» **WHAT THE TASK ASKS**:
Without changing a character, return the entries, but not the images they hold.

» **PROVIDED DATA**:
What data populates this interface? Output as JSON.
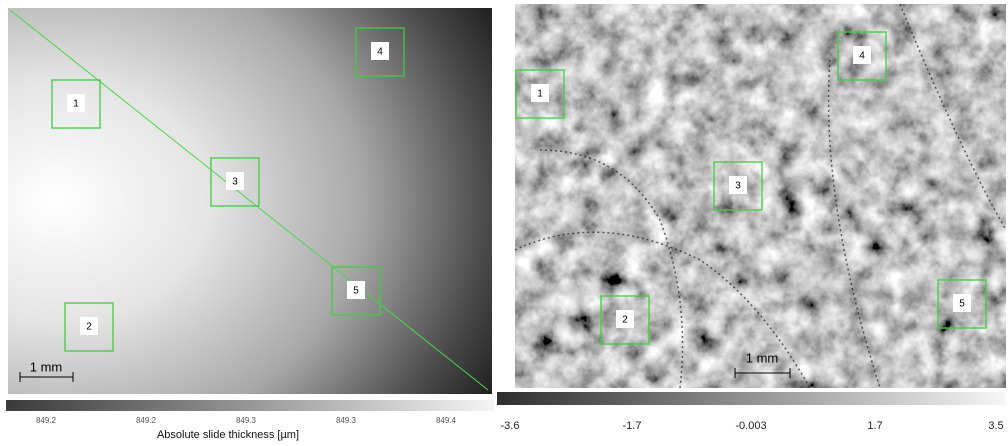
{
  "left_panel": {
    "regions": [
      "1",
      "2",
      "3",
      "4",
      "5"
    ],
    "scale_bar": "1 mm",
    "colorbar": {
      "ticks": [
        "849.2",
        "849.2",
        "849.3",
        "849.3",
        "849.4"
      ],
      "label": "Absolute slide thickness [µm]"
    }
  },
  "right_panel": {
    "regions": [
      "1",
      "2",
      "3",
      "4",
      "5"
    ],
    "scale_bar": "1 mm",
    "colorbar": {
      "ticks": [
        "-3.6",
        "-1.7",
        "-0.003",
        "1.7",
        "3.5"
      ]
    }
  }
}
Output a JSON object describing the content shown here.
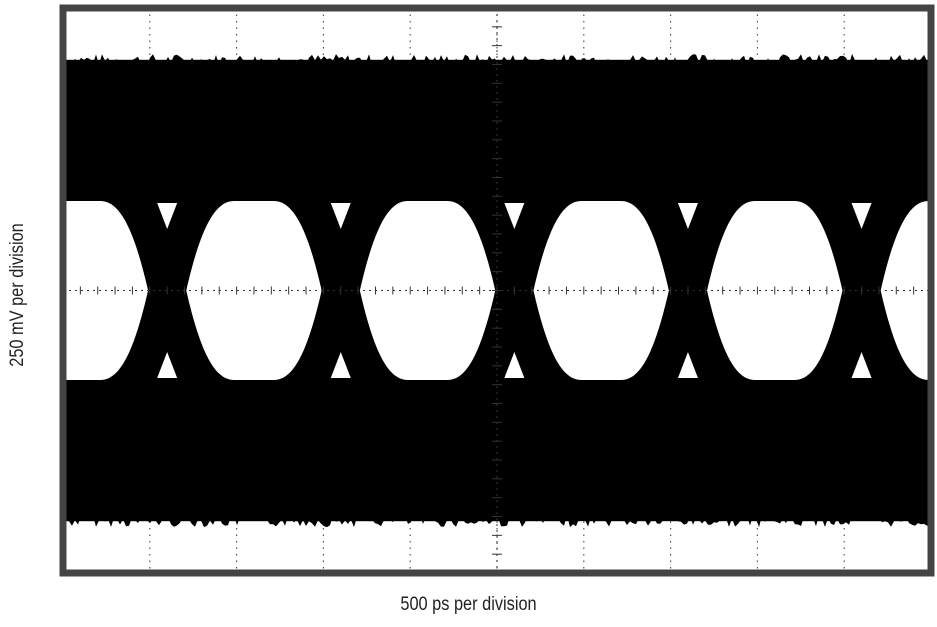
{
  "chart_data": {
    "type": "eye-diagram",
    "title": "",
    "xlabel": "500 ps per division",
    "ylabel": "250 mV per division",
    "x_divisions": 10,
    "y_divisions": 6,
    "grid": true,
    "grid_style": "dotted",
    "background_color": "#ffffff",
    "trace_color": "#000000",
    "frame_color": "#444444",
    "eye_count": 5,
    "crossing_count": 5
  }
}
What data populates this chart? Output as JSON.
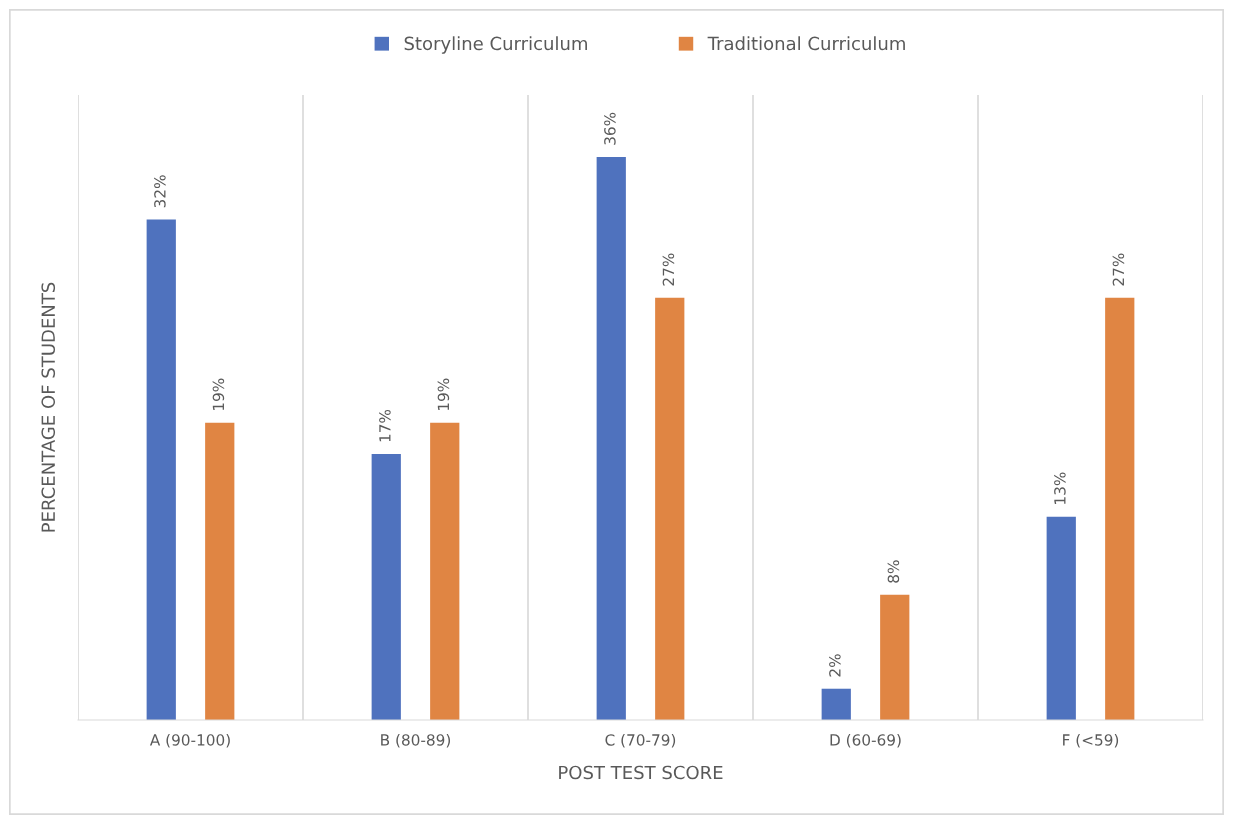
{
  "chart_data": {
    "type": "bar",
    "xlabel": "POST TEST SCORE",
    "ylabel": "PERCENTAGE OF STUDENTS",
    "categories": [
      "A (90-100)",
      "B (80-89)",
      "C (70-79)",
      "D (60-69)",
      "F (<59)"
    ],
    "series": [
      {
        "name": "Storyline Curriculum",
        "color": "#4f72be",
        "values": [
          32,
          17,
          36,
          2,
          13
        ],
        "value_labels": [
          "32%",
          "17%",
          "36%",
          "2%",
          "13%"
        ]
      },
      {
        "name": "Traditional Curriculum",
        "color": "#e08543",
        "values": [
          19,
          19,
          27,
          8,
          27
        ],
        "value_labels": [
          "19%",
          "19%",
          "27%",
          "8%",
          "27%"
        ]
      }
    ],
    "grid": "x",
    "legend": "top"
  }
}
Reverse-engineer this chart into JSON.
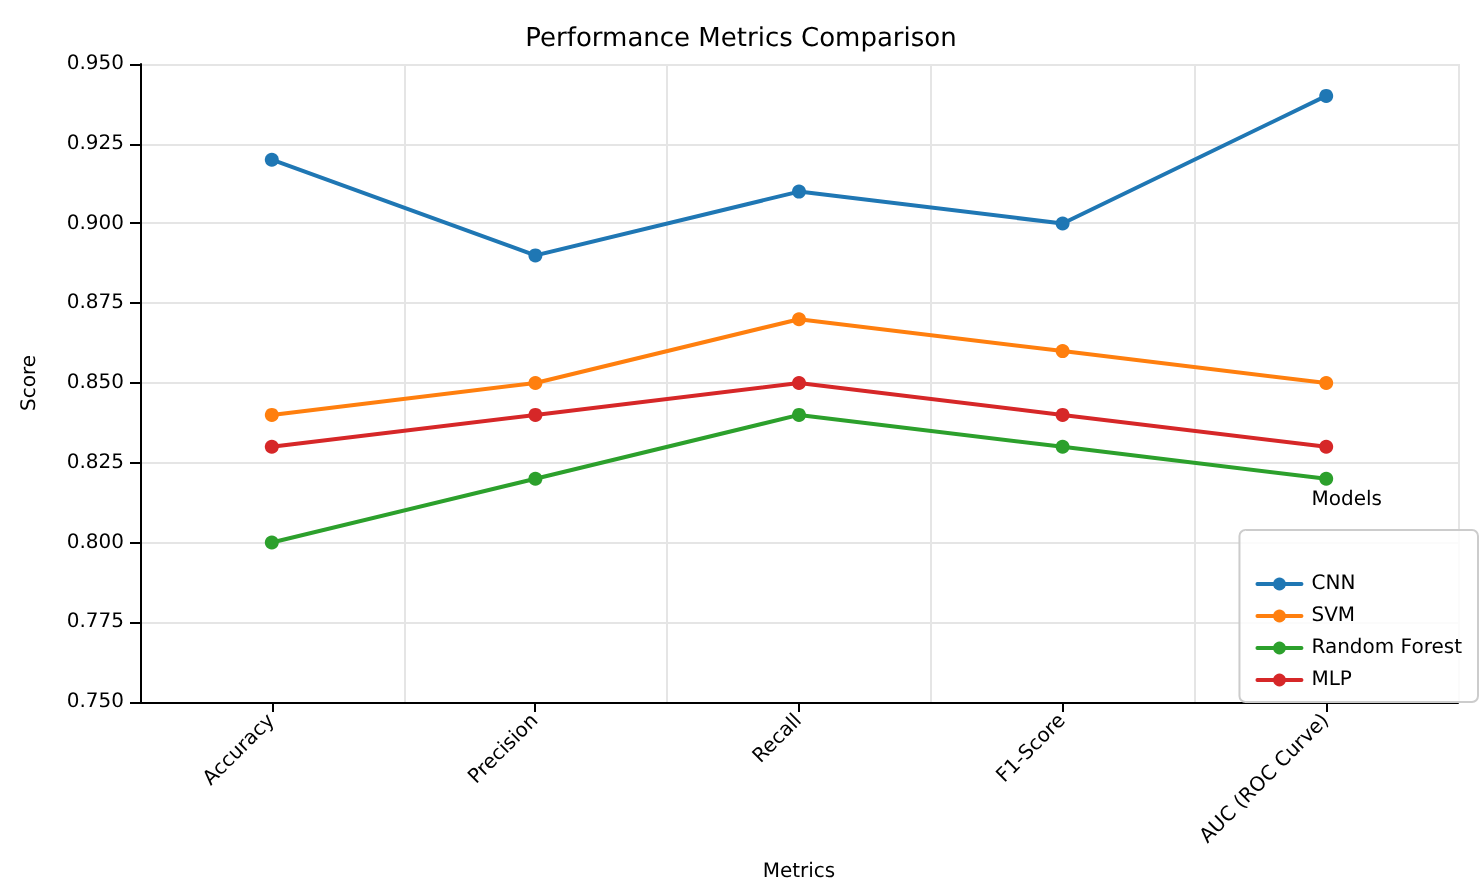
{
  "chart_data": {
    "type": "line",
    "title": "Performance Metrics Comparison",
    "xlabel": "Metrics",
    "ylabel": "Score",
    "legend_title": "Models",
    "categories": [
      "Accuracy",
      "Precision",
      "Recall",
      "F1-Score",
      "AUC (ROC Curve)"
    ],
    "series": [
      {
        "name": "CNN",
        "color": "#1f77b4",
        "values": [
          0.92,
          0.89,
          0.91,
          0.9,
          0.94
        ]
      },
      {
        "name": "SVM",
        "color": "#ff7f0e",
        "values": [
          0.84,
          0.85,
          0.87,
          0.86,
          0.85
        ]
      },
      {
        "name": "Random Forest",
        "color": "#2ca02c",
        "values": [
          0.8,
          0.82,
          0.84,
          0.83,
          0.82
        ]
      },
      {
        "name": "MLP",
        "color": "#d62728",
        "values": [
          0.83,
          0.84,
          0.85,
          0.84,
          0.83
        ]
      }
    ],
    "ylim": [
      0.75,
      0.95
    ],
    "yticks": [
      {
        "value": 0.75,
        "label": "0.750"
      },
      {
        "value": 0.775,
        "label": "0.775"
      },
      {
        "value": 0.8,
        "label": "0.800"
      },
      {
        "value": 0.825,
        "label": "0.825"
      },
      {
        "value": 0.85,
        "label": "0.850"
      },
      {
        "value": 0.875,
        "label": "0.875"
      },
      {
        "value": 0.9,
        "label": "0.900"
      },
      {
        "value": 0.925,
        "label": "0.925"
      },
      {
        "value": 0.95,
        "label": "0.950"
      }
    ],
    "grid": true,
    "legend": "bottom right",
    "marker": "circle",
    "line_style": "solid"
  }
}
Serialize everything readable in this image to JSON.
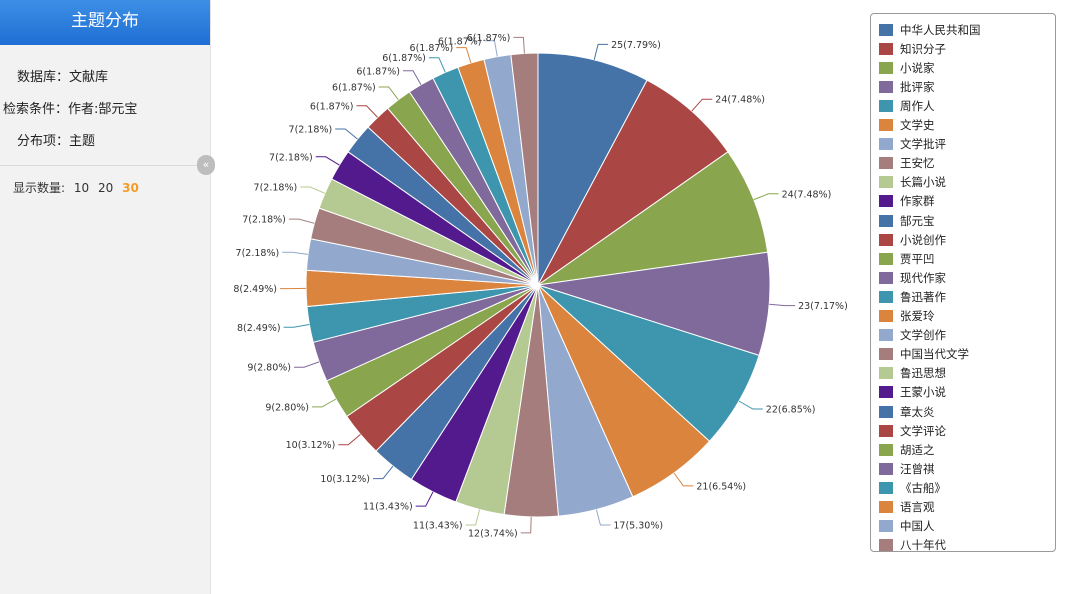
{
  "sidebar": {
    "title": "主题分布",
    "database_label": "数据库：文献库",
    "condition_label": "检索条件：作者:郜元宝",
    "facet_label": "分布项：主题",
    "count_label": "显示数量:",
    "count_options": [
      "10",
      "20",
      "30"
    ],
    "count_selected": "30",
    "collapse_glyph": "«"
  },
  "chart_data": {
    "type": "pie",
    "title": "",
    "legend_position": "right",
    "slices": [
      {
        "name": "中华人民共和国",
        "value": 25,
        "label": "25(7.79%)",
        "color": "#4572a7"
      },
      {
        "name": "知识分子",
        "value": 24,
        "label": "24(7.48%)",
        "color": "#aa4643"
      },
      {
        "name": "小说家",
        "value": 24,
        "label": "24(7.48%)",
        "color": "#89a54e"
      },
      {
        "name": "批评家",
        "value": 23,
        "label": "23(7.17%)",
        "color": "#80699b"
      },
      {
        "name": "周作人",
        "value": 22,
        "label": "22(6.85%)",
        "color": "#3d96ae"
      },
      {
        "name": "文学史",
        "value": 21,
        "label": "21(6.54%)",
        "color": "#db843d"
      },
      {
        "name": "文学批评",
        "value": 17,
        "label": "17(5.30%)",
        "color": "#92a8cd"
      },
      {
        "name": "王安忆",
        "value": 12,
        "label": "12(3.74%)",
        "color": "#a47d7c"
      },
      {
        "name": "长篇小说",
        "value": 11,
        "label": "11(3.43%)",
        "color": "#b5ca92"
      },
      {
        "name": "作家群",
        "value": 11,
        "label": "11(3.43%)",
        "color": "#521a8c"
      },
      {
        "name": "郜元宝",
        "value": 10,
        "label": "10(3.12%)",
        "color": "#4572a7"
      },
      {
        "name": "小说创作",
        "value": 10,
        "label": "10(3.12%)",
        "color": "#aa4643"
      },
      {
        "name": "贾平凹",
        "value": 9,
        "label": "9(2.80%)",
        "color": "#89a54e"
      },
      {
        "name": "现代作家",
        "value": 9,
        "label": "9(2.80%)",
        "color": "#80699b"
      },
      {
        "name": "鲁迅著作",
        "value": 8,
        "label": "8(2.49%)",
        "color": "#3d96ae"
      },
      {
        "name": "张爱玲",
        "value": 8,
        "label": "8(2.49%)",
        "color": "#db843d"
      },
      {
        "name": "文学创作",
        "value": 7,
        "label": "7(2.18%)",
        "color": "#92a8cd"
      },
      {
        "name": "中国当代文学",
        "value": 7,
        "label": "7(2.18%)",
        "color": "#a47d7c"
      },
      {
        "name": "鲁迅思想",
        "value": 7,
        "label": "7(2.18%)",
        "color": "#b5ca92"
      },
      {
        "name": "王蒙小说",
        "value": 7,
        "label": "7(2.18%)",
        "color": "#521a8c"
      },
      {
        "name": "章太炎",
        "value": 7,
        "label": "7(2.18%)",
        "color": "#4572a7"
      },
      {
        "name": "文学评论",
        "value": 6,
        "label": "6(1.87%)",
        "color": "#aa4643"
      },
      {
        "name": "胡适之",
        "value": 6,
        "label": "6(1.87%)",
        "color": "#89a54e"
      },
      {
        "name": "汪曾祺",
        "value": 6,
        "label": "6(1.87%)",
        "color": "#80699b"
      },
      {
        "name": "《古船》",
        "value": 6,
        "label": "6(1.87%)",
        "color": "#3d96ae"
      },
      {
        "name": "语言观",
        "value": 6,
        "label": "6(1.87%)",
        "color": "#db843d"
      },
      {
        "name": "中国人",
        "value": 6,
        "label": "6(1.87%)",
        "color": "#92a8cd"
      },
      {
        "name": "八十年代",
        "value": 6,
        "label": "6(1.87%)",
        "color": "#a47d7c"
      }
    ]
  }
}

» **SOLUTION TO THIS TASK**:
What data populates this interface? Output as JSON.
{
  "left_panel": {
    "regions": [
      "1",
      "2",
      "3",
      "4",
      "5"
    ],
    "scale_bar": "1 mm",
    "colorbar": {
      "ticks": [
        "849.2",
        "849.2",
        "849.3",
        "849.3",
        "849.4"
      ],
      "label": "Absolute slide thickness [µm]"
    }
  },
  "right_panel": {
    "regions": [
      "1",
      "2",
      "3",
      "4",
      "5"
    ],
    "scale_bar": "1 mm",
    "colorbar": {
      "ticks": [
        "-3.6",
        "-1.7",
        "-0.003",
        "1.7",
        "3.5"
      ]
    }
  }
}
Output a JSON object describing the content shown here.
{
  "chart_data": {
    "type": "eye-diagram",
    "title": "",
    "xlabel": "500 ps per division",
    "ylabel": "250 mV per division",
    "x_divisions": 10,
    "y_divisions": 6,
    "grid": true,
    "grid_style": "dotted",
    "background_color": "#ffffff",
    "trace_color": "#000000",
    "frame_color": "#444444",
    "eye_count": 5,
    "crossing_count": 5
  }
}
What data populates this chart? Output as JSON.
{
  "chart_data": {
    "type": "bar",
    "xlabel": "POST TEST SCORE",
    "ylabel": "PERCENTAGE OF STUDENTS",
    "categories": [
      "A (90-100)",
      "B (80-89)",
      "C (70-79)",
      "D (60-69)",
      "F (<59)"
    ],
    "series": [
      {
        "name": "Storyline Curriculum",
        "color": "#4f72be",
        "values": [
          32,
          17,
          36,
          2,
          13
        ],
        "value_labels": [
          "32%",
          "17%",
          "36%",
          "2%",
          "13%"
        ]
      },
      {
        "name": "Traditional Curriculum",
        "color": "#e08543",
        "values": [
          19,
          19,
          27,
          8,
          27
        ],
        "value_labels": [
          "19%",
          "19%",
          "27%",
          "8%",
          "27%"
        ]
      }
    ],
    "grid": "x",
    "legend": "top"
  }
}
Reverse-engineer this chart into JSON.
{
  "chart_data": {
    "type": "line",
    "title": "Performance Metrics Comparison",
    "xlabel": "Metrics",
    "ylabel": "Score",
    "legend_title": "Models",
    "categories": [
      "Accuracy",
      "Precision",
      "Recall",
      "F1-Score",
      "AUC (ROC Curve)"
    ],
    "series": [
      {
        "name": "CNN",
        "color": "#1f77b4",
        "values": [
          0.92,
          0.89,
          0.91,
          0.9,
          0.94
        ]
      },
      {
        "name": "SVM",
        "color": "#ff7f0e",
        "values": [
          0.84,
          0.85,
          0.87,
          0.86,
          0.85
        ]
      },
      {
        "name": "Random Forest",
        "color": "#2ca02c",
        "values": [
          0.8,
          0.82,
          0.84,
          0.83,
          0.82
        ]
      },
      {
        "name": "MLP",
        "color": "#d62728",
        "values": [
          0.83,
          0.84,
          0.85,
          0.84,
          0.83
        ]
      }
    ],
    "ylim": [
      0.75,
      0.95
    ],
    "yticks": [
      {
        "value": 0.75,
        "label": "0.750"
      },
      {
        "value": 0.775,
        "label": "0.775"
      },
      {
        "value": 0.8,
        "label": "0.800"
      },
      {
        "value": 0.825,
        "label": "0.825"
      },
      {
        "value": 0.85,
        "label": "0.850"
      },
      {
        "value": 0.875,
        "label": "0.875"
      },
      {
        "value": 0.9,
        "label": "0.900"
      },
      {
        "value": 0.925,
        "label": "0.925"
      },
      {
        "value": 0.95,
        "label": "0.950"
      }
    ],
    "grid": true,
    "legend": "bottom right",
    "marker": "circle",
    "line_style": "solid"
  }
}
Serialize everything readable in this image to JSON.
{
  "sidebar": {
    "title": "主题分布",
    "database_label": "数据库：文献库",
    "condition_label": "检索条件：作者:郜元宝",
    "facet_label": "分布项：主题",
    "count_label": "显示数量:",
    "count_options": [
      "10",
      "20",
      "30"
    ],
    "count_selected": "30",
    "collapse_glyph": "«"
  },
  "chart_data": {
    "type": "pie",
    "title": "",
    "legend_position": "right",
    "slices": [
      {
        "name": "中华人民共和国",
        "value": 25,
        "label": "25(7.79%)",
        "color": "#4572a7"
      },
      {
        "name": "知识分子",
        "value": 24,
        "label": "24(7.48%)",
        "color": "#aa4643"
      },
      {
        "name": "小说家",
        "value": 24,
        "label": "24(7.48%)",
        "color": "#89a54e"
      },
      {
        "name": "批评家",
        "value": 23,
        "label": "23(7.17%)",
        "color": "#80699b"
      },
      {
        "name": "周作人",
        "value": 22,
        "label": "22(6.85%)",
        "color": "#3d96ae"
      },
      {
        "name": "文学史",
        "value": 21,
        "label": "21(6.54%)",
        "color": "#db843d"
      },
      {
        "name": "文学批评",
        "value": 17,
        "label": "17(5.30%)",
        "color": "#92a8cd"
      },
      {
        "name": "王安忆",
        "value": 12,
        "label": "12(3.74%)",
        "color": "#a47d7c"
      },
      {
        "name": "长篇小说",
        "value": 11,
        "label": "11(3.43%)",
        "color": "#b5ca92"
      },
      {
        "name": "作家群",
        "value": 11,
        "label": "11(3.43%)",
        "color": "#521a8c"
      },
      {
        "name": "郜元宝",
        "value": 10,
        "label": "10(3.12%)",
        "color": "#4572a7"
      },
      {
        "name": "小说创作",
        "value": 10,
        "label": "10(3.12%)",
        "color": "#aa4643"
      },
      {
        "name": "贾平凹",
        "value": 9,
        "label": "9(2.80%)",
        "color": "#89a54e"
      },
      {
        "name": "现代作家",
        "value": 9,
        "label": "9(2.80%)",
        "color": "#80699b"
      },
      {
        "name": "鲁迅著作",
        "value": 8,
        "label": "8(2.49%)",
        "color": "#3d96ae"
      },
      {
        "name": "张爱玲",
        "value": 8,
        "label": "8(2.49%)",
        "color": "#db843d"
      },
      {
        "name": "文学创作",
        "value": 7,
        "label": "7(2.18%)",
        "color": "#92a8cd"
      },
      {
        "name": "中国当代文学",
        "value": 7,
        "label": "7(2.18%)",
        "color": "#a47d7c"
      },
      {
        "name": "鲁迅思想",
        "value": 7,
        "label": "7(2.18%)",
        "color": "#b5ca92"
      },
      {
        "name": "王蒙小说",
        "value": 7,
        "label": "7(2.18%)",
        "color": "#521a8c"
      },
      {
        "name": "章太炎",
        "value": 7,
        "label": "7(2.18%)",
        "color": "#4572a7"
      },
      {
        "name": "文学评论",
        "value": 6,
        "label": "6(1.87%)",
        "color": "#aa4643"
      },
      {
        "name": "胡适之",
        "value": 6,
        "label": "6(1.87%)",
        "color": "#89a54e"
      },
      {
        "name": "汪曾祺",
        "value": 6,
        "label": "6(1.87%)",
        "color": "#80699b"
      },
      {
        "name": "《古船》",
        "value": 6,
        "label": "6(1.87%)",
        "color": "#3d96ae"
      },
      {
        "name": "语言观",
        "value": 6,
        "label": "6(1.87%)",
        "color": "#db843d"
      },
      {
        "name": "中国人",
        "value": 6,
        "label": "6(1.87%)",
        "color": "#92a8cd"
      },
      {
        "name": "八十年代",
        "value": 6,
        "label": "6(1.87%)",
        "color": "#a47d7c"
      }
    ]
  }
}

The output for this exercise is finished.